[Dataset items]
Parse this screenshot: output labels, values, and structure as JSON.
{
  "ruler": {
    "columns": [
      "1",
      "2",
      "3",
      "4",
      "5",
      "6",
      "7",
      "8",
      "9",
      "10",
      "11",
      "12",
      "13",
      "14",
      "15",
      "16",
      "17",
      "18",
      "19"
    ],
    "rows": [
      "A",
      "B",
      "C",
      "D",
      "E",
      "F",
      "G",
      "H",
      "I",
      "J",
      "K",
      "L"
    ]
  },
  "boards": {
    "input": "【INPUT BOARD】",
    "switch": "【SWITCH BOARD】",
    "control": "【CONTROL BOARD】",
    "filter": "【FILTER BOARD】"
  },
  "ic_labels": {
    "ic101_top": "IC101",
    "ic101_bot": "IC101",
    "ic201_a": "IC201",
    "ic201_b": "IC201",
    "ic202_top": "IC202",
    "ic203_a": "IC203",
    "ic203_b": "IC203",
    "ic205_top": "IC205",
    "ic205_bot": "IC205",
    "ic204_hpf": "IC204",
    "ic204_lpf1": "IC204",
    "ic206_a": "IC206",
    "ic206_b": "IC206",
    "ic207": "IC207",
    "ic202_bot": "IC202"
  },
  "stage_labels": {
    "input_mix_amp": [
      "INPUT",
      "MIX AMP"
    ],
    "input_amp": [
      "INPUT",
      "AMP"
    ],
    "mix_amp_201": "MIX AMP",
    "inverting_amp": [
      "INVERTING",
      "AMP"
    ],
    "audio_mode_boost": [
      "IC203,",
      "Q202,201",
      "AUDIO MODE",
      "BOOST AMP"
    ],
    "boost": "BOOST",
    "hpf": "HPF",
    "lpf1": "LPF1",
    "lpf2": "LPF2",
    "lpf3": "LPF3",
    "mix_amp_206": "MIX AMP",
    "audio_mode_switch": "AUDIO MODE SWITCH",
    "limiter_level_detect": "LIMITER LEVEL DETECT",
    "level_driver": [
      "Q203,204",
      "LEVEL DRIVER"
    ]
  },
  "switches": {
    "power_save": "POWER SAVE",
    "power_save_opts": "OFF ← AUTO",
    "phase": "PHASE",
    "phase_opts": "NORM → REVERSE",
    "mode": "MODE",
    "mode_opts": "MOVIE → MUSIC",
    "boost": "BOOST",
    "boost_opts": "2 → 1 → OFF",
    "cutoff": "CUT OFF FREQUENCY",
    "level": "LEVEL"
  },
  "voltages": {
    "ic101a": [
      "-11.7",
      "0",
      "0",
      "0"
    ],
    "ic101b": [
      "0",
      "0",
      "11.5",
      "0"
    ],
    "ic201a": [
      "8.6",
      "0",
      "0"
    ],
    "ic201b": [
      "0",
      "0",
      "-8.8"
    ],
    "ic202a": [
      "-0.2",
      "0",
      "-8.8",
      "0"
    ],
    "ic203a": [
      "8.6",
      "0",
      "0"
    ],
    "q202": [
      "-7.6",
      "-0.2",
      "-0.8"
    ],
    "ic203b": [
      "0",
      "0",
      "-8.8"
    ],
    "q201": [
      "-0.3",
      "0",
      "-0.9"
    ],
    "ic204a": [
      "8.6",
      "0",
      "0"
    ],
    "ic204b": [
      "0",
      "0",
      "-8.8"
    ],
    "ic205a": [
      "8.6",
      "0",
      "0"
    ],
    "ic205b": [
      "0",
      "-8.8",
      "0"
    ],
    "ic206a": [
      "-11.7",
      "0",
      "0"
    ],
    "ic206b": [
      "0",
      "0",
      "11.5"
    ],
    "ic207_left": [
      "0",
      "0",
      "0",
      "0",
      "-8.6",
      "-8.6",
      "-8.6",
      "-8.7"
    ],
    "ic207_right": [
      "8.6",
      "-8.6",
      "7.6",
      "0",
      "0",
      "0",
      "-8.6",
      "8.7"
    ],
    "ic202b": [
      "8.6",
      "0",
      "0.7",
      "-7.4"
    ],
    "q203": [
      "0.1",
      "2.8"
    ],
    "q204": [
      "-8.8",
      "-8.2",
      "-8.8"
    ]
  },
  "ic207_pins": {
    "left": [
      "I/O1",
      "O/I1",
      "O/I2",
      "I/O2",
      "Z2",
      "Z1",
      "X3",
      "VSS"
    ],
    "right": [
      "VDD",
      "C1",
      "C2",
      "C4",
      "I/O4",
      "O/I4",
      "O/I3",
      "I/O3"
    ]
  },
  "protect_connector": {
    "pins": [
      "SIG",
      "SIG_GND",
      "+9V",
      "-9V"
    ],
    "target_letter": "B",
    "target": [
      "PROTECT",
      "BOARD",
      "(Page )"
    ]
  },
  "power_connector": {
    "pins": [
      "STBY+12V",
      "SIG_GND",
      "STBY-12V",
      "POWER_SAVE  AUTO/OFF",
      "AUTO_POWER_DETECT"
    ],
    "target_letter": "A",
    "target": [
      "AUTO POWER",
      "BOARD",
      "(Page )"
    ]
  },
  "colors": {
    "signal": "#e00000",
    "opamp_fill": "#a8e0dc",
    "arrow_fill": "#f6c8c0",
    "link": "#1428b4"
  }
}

--- GIVEN REQUEST ---
Reproduce the full listing above, character for character.

--- ANSWER TO THIS PROBLEM ---
Parse this screenshot: output labels, values, and structure as JSON.
{
  "ruler": {
    "columns": [
      "1",
      "2",
      "3",
      "4",
      "5",
      "6",
      "7",
      "8",
      "9",
      "10",
      "11",
      "12",
      "13",
      "14",
      "15",
      "16",
      "17",
      "18",
      "19"
    ],
    "rows": [
      "A",
      "B",
      "C",
      "D",
      "E",
      "F",
      "G",
      "H",
      "I",
      "J",
      "K",
      "L"
    ]
  },
  "boards": {
    "input": "【INPUT BOARD】",
    "switch": "【SWITCH BOARD】",
    "control": "【CONTROL BOARD】",
    "filter": "【FILTER BOARD】"
  },
  "ic_labels": {
    "ic101_top": "IC101",
    "ic101_bot": "IC101",
    "ic201_a": "IC201",
    "ic201_b": "IC201",
    "ic202_top": "IC202",
    "ic203_a": "IC203",
    "ic203_b": "IC203",
    "ic205_top": "IC205",
    "ic205_bot": "IC205",
    "ic204_hpf": "IC204",
    "ic204_lpf1": "IC204",
    "ic206_a": "IC206",
    "ic206_b": "IC206",
    "ic207": "IC207",
    "ic202_bot": "IC202"
  },
  "stage_labels": {
    "input_mix_amp": [
      "INPUT",
      "MIX AMP"
    ],
    "input_amp": [
      "INPUT",
      "AMP"
    ],
    "mix_amp_201": "MIX AMP",
    "inverting_amp": [
      "INVERTING",
      "AMP"
    ],
    "audio_mode_boost": [
      "IC203,",
      "Q202,201",
      "AUDIO MODE",
      "BOOST AMP"
    ],
    "boost": "BOOST",
    "hpf": "HPF",
    "lpf1": "LPF1",
    "lpf2": "LPF2",
    "lpf3": "LPF3",
    "mix_amp_206": "MIX AMP",
    "audio_mode_switch": "AUDIO MODE SWITCH",
    "limiter_level_detect": "LIMITER LEVEL DETECT",
    "level_driver": [
      "Q203,204",
      "LEVEL DRIVER"
    ]
  },
  "switches": {
    "power_save": "POWER SAVE",
    "power_save_opts": "OFF ← AUTO",
    "phase": "PHASE",
    "phase_opts": "NORM → REVERSE",
    "mode": "MODE",
    "mode_opts": "MOVIE → MUSIC",
    "boost": "BOOST",
    "boost_opts": "2 → 1 → OFF",
    "cutoff": "CUT OFF FREQUENCY",
    "level": "LEVEL"
  },
  "voltages": {
    "ic101a": [
      "-11.7",
      "0",
      "0",
      "0"
    ],
    "ic101b": [
      "0",
      "0",
      "11.5",
      "0"
    ],
    "ic201a": [
      "8.6",
      "0",
      "0"
    ],
    "ic201b": [
      "0",
      "0",
      "-8.8"
    ],
    "ic202a": [
      "-0.2",
      "0",
      "-8.8",
      "0"
    ],
    "ic203a": [
      "8.6",
      "0",
      "0"
    ],
    "q202": [
      "-7.6",
      "-0.2",
      "-0.8"
    ],
    "ic203b": [
      "0",
      "0",
      "-8.8"
    ],
    "q201": [
      "-0.3",
      "0",
      "-0.9"
    ],
    "ic204a": [
      "8.6",
      "0",
      "0"
    ],
    "ic204b": [
      "0",
      "0",
      "-8.8"
    ],
    "ic205a": [
      "8.6",
      "0",
      "0"
    ],
    "ic205b": [
      "0",
      "-8.8",
      "0"
    ],
    "ic206a": [
      "-11.7",
      "0",
      "0"
    ],
    "ic206b": [
      "0",
      "0",
      "11.5"
    ],
    "ic207_left": [
      "0",
      "0",
      "0",
      "0",
      "-8.6",
      "-8.6",
      "-8.6",
      "-8.7"
    ],
    "ic207_right": [
      "8.6",
      "-8.6",
      "7.6",
      "0",
      "0",
      "0",
      "-8.6",
      "8.7"
    ],
    "ic202b": [
      "8.6",
      "0",
      "0.7",
      "-7.4"
    ],
    "q203": [
      "0.1",
      "2.8"
    ],
    "q204": [
      "-8.8",
      "-8.2",
      "-8.8"
    ]
  },
  "ic207_pins": {
    "left": [
      "I/O1",
      "O/I1",
      "O/I2",
      "I/O2",
      "Z2",
      "Z1",
      "X3",
      "VSS"
    ],
    "right": [
      "VDD",
      "C1",
      "C2",
      "C4",
      "I/O4",
      "O/I4",
      "O/I3",
      "I/O3"
    ]
  },
  "protect_connector": {
    "pins": [
      "SIG",
      "SIG_GND",
      "+9V",
      "-9V"
    ],
    "target_letter": "B",
    "target": [
      "PROTECT",
      "BOARD",
      "(Page )"
    ]
  },
  "power_connector": {
    "pins": [
      "STBY+12V",
      "SIG_GND",
      "STBY-12V",
      "POWER_SAVE  AUTO/OFF",
      "AUTO_POWER_DETECT"
    ],
    "target_letter": "A",
    "target": [
      "AUTO POWER",
      "BOARD",
      "(Page )"
    ]
  },
  "colors": {
    "signal": "#e00000",
    "opamp_fill": "#a8e0dc",
    "arrow_fill": "#f6c8c0",
    "link": "#1428b4"
  }
}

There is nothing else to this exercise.